**GOAL**
Reproduce the records below exactly as they appear.
>> Begin DATA SHOWN
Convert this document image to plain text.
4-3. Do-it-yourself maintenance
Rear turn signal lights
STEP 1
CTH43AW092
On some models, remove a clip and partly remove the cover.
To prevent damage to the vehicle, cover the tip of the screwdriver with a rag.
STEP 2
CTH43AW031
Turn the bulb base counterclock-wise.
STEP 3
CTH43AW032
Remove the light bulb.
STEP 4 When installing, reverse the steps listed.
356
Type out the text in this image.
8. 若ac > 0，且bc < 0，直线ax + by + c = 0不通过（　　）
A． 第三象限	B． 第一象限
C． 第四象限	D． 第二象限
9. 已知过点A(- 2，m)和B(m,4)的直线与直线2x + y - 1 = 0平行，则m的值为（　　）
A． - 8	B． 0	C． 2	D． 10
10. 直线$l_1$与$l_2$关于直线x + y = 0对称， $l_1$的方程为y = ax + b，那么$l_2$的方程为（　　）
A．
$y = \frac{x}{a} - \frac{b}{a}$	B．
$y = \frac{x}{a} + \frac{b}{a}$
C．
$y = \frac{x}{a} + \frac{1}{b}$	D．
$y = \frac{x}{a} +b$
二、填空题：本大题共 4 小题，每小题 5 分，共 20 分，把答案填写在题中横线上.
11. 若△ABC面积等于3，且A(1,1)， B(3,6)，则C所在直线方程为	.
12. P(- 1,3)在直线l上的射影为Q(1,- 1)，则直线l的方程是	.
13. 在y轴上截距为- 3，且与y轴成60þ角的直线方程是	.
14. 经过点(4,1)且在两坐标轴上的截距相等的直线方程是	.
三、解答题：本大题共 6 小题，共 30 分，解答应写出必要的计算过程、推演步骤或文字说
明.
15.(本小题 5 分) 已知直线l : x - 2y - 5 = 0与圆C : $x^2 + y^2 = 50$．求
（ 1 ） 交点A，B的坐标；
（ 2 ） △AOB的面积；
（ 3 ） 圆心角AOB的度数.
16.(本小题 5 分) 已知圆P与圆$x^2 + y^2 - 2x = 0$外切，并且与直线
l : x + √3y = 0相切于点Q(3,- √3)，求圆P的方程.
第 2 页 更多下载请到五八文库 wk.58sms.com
>> End DATA SHOWN
**RESULT**
Convert this document image to plain text.
4-3. Do-it-yourself maintenance
Rear turn signal lights
STEP 1
CTH43AW092
On some models, remove a clip and partly remove the cover.
To prevent damage to the vehicle, cover the tip of the screwdriver with a rag.
STEP 2
CTH43AW031
Turn the bulb base counterclock-wise.
STEP 3
CTH43AW032
Remove the light bulb.
STEP 4 When installing, reverse the steps listed.
356
Type out the text in this image.
8. 若ac > 0，且bc < 0，直线ax + by + c = 0不通过（　　）
A． 第三象限	B． 第一象限
C． 第四象限	D． 第二象限
9. 已知过点A(- 2，m)和B(m,4)的直线与直线2x + y - 1 = 0平行，则m的值为（　　）
A． - 8	B． 0	C． 2	D． 10
10. 直线$l_1$与$l_2$关于直线x + y = 0对称， $l_1$的方程为y = ax + b，那么$l_2$的方程为（　　）
A．
$y = \frac{x}{a} - \frac{b}{a}$	B．
$y = \frac{x}{a} + \frac{b}{a}$
C．
$y = \frac{x}{a} + \frac{1}{b}$	D．
$y = \frac{x}{a} +b$
二、填空题：本大题共 4 小题，每小题 5 分，共 20 分，把答案填写在题中横线上.
11. 若△ABC面积等于3，且A(1,1)， B(3,6)，则C所在直线方程为	.
12. P(- 1,3)在直线l上的射影为Q(1,- 1)，则直线l的方程是	.
13. 在y轴上截距为- 3，且与y轴成60þ角的直线方程是	.
14. 经过点(4,1)且在两坐标轴上的截距相等的直线方程是	.
三、解答题：本大题共 6 小题，共 30 分，解答应写出必要的计算过程、推演步骤或文字说
明.
15.(本小题 5 分) 已知直线l : x - 2y - 5 = 0与圆C : $x^2 + y^2 = 50$．求
（ 1 ） 交点A，B的坐标；
（ 2 ） △AOB的面积；
（ 3 ） 圆心角AOB的度数.
16.(本小题 5 分) 已知圆P与圆$x^2 + y^2 - 2x = 0$外切，并且与直线
l : x + √3y = 0相切于点Q(3,- √3)，求圆P的方程.
第 2 页 更多下载请到五八文库 wk.58sms.com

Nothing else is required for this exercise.